======== Passage

In literature, a serial is a printing or publishing format by which a single larger work, often a work of narrative fiction, is published in smaller, sequential installments. The installments are also known as numbers, parts, fascicules or fascicles, and may be released either as separate publications or within sequential issues of a periodical publication, such as a magazine or newspaper.

Serialisation can also begin with a single short story that is subsequently turned into a series. Historically, such series have been published in periodicals. Popular short-story series are often published together in book form as collections.

== Early history ==
The growth of moveable type in the 17th century prompted episodic and often disconnected narratives such as L'Astrée and Le Grand Cyrus. At that time, books remained a premium item, so to reduce the price and expand the market, publishers produced large works in lower-cost installments called fascicles. These had the added attraction of allowing a publisher to gauge the popularity of a work without incurring the expense of a substantial print run of bound volumes: if the work was not a success, no bound volumes needed to be prepared. If, on the other hand, the serialised book sold well, it was a good bet that bound volumes would sell well, too.

================
======== Data for review

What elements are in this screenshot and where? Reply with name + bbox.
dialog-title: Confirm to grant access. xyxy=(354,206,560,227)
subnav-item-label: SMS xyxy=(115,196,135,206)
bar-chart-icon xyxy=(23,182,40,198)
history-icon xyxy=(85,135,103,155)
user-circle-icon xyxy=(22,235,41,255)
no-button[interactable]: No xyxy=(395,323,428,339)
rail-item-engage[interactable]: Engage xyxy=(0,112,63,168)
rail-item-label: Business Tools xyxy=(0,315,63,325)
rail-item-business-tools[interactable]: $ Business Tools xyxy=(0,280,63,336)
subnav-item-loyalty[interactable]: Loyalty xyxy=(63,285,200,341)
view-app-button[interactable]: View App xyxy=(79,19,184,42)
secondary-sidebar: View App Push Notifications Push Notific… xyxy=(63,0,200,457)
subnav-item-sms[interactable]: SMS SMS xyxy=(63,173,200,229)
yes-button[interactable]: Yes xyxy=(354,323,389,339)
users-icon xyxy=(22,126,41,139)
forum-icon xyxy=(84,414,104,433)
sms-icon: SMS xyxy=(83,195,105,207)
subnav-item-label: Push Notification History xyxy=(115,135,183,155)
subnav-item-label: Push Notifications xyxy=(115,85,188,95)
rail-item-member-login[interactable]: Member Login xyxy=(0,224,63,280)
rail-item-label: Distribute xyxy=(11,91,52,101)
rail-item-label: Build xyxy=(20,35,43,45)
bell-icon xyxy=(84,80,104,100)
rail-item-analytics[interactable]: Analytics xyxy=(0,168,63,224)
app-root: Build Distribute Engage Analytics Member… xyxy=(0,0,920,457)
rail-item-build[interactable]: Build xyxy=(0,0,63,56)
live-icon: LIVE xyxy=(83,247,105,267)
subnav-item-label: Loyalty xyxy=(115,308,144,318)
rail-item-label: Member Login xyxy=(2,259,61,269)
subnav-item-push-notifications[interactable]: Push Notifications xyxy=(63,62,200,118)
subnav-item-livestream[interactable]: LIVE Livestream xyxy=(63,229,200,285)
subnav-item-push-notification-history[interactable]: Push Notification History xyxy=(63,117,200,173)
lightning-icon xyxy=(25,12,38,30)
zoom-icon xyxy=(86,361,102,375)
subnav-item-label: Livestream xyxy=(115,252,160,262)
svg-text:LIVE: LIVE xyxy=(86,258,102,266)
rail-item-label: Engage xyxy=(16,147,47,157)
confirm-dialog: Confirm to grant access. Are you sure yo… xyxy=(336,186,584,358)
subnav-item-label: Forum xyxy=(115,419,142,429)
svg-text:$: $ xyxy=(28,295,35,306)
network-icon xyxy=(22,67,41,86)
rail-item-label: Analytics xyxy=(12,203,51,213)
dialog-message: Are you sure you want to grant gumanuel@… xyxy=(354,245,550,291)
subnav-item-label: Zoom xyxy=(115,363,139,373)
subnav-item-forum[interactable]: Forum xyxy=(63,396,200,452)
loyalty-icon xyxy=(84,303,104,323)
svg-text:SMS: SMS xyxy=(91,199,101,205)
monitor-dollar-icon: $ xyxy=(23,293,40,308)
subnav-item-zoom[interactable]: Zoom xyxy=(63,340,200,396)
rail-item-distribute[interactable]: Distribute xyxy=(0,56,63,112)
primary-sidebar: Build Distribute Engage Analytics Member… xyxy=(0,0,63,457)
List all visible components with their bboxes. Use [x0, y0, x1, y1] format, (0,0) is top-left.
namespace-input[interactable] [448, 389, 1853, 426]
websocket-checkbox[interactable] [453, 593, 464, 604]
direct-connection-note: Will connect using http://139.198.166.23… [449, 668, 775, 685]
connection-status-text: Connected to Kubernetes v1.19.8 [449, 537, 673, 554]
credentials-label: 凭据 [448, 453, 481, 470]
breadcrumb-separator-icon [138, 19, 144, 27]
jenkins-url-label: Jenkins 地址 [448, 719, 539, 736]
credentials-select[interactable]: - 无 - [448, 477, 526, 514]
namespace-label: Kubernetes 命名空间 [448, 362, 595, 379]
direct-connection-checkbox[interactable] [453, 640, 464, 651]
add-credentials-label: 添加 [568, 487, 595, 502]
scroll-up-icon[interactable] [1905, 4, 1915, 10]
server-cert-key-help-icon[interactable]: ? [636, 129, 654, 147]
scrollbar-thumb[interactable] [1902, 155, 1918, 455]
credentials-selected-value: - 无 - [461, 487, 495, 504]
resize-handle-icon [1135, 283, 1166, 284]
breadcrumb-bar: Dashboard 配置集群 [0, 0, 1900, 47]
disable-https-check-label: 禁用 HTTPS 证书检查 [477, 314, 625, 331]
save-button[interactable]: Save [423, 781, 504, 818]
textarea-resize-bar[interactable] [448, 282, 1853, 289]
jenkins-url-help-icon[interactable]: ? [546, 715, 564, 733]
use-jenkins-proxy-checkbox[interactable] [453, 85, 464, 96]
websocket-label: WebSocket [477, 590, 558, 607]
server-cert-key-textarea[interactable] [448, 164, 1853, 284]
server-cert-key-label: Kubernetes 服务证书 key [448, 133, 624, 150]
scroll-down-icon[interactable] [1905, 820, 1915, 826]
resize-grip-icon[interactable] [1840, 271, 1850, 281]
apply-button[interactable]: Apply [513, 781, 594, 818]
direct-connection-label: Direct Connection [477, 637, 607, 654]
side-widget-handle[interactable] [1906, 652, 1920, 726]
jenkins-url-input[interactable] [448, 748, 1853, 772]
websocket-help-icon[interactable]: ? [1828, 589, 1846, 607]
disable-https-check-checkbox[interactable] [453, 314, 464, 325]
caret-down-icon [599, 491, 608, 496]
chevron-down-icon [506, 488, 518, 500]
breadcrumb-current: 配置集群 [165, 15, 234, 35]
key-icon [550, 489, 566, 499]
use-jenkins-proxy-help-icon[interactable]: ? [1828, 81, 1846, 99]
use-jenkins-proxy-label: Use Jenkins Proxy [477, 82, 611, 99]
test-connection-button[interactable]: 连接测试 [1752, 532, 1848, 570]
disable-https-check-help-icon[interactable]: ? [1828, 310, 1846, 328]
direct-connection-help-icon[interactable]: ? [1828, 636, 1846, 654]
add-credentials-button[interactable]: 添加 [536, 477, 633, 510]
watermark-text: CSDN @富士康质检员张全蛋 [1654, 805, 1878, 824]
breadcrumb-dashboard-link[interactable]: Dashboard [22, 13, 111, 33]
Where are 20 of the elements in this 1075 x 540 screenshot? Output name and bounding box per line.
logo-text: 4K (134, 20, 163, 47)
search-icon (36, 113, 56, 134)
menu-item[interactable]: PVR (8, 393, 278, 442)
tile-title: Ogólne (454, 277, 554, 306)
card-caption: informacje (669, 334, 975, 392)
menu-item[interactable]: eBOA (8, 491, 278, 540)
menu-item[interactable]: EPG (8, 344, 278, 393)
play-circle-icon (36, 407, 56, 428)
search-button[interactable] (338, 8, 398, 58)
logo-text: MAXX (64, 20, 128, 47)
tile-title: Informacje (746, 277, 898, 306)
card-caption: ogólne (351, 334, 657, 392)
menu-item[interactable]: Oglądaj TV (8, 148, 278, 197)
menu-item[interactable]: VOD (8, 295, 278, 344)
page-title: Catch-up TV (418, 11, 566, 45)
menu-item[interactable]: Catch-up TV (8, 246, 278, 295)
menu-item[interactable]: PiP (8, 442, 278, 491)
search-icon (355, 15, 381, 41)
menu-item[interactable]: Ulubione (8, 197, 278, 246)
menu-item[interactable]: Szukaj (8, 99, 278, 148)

================

[Task description] Write out the part of the passage on serial publishing starting with "In literature, a" and going on through "magazine or newspaper.".

[Response]
In literature, a serial is a printing or publishing format by which a single larger work, often a work of narrative fiction, is published in smaller, sequential installments. The installments are also known as numbers, parts, fascicules or fascicles, and may be released either as separate publications or within sequential issues of a periodical publication, such as a magazine or newspaper.